To do: Select every line below containing the word "JSON".

───── Extracted material

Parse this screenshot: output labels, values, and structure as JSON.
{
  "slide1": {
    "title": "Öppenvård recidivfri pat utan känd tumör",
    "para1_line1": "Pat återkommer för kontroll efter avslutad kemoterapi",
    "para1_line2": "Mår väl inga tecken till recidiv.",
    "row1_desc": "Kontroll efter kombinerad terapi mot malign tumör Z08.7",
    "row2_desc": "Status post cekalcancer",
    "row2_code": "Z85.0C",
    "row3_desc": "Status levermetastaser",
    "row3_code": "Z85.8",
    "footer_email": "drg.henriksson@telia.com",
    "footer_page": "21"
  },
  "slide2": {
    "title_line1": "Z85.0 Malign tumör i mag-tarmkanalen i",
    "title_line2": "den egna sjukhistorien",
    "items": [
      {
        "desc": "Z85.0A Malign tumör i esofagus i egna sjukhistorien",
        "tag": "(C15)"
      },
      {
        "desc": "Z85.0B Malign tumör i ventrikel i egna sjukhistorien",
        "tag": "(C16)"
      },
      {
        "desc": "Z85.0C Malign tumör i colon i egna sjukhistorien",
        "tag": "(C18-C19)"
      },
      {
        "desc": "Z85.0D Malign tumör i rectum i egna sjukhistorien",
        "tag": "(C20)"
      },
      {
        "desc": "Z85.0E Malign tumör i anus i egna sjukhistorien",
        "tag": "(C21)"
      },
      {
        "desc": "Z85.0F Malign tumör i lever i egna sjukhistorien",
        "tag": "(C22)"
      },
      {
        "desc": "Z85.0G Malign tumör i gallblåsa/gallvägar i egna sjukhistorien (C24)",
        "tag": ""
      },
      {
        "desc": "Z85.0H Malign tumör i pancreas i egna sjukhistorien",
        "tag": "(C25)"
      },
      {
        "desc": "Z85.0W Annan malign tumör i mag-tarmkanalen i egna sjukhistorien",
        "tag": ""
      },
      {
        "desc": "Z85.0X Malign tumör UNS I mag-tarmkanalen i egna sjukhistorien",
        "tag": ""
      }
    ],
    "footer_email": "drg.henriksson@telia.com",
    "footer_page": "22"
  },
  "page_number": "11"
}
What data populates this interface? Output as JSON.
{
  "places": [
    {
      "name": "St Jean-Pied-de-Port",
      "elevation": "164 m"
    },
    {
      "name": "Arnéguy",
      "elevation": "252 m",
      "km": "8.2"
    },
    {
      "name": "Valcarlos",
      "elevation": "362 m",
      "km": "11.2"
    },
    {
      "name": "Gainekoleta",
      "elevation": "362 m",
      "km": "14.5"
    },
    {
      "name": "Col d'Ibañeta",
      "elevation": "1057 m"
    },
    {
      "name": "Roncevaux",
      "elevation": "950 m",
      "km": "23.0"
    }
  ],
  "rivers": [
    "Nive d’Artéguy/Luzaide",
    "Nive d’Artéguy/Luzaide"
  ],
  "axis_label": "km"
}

──────────

Solution to this problem:
Parse this screenshot: output labels, values, and structure as JSON.
What data populates this interface? Output as JSON.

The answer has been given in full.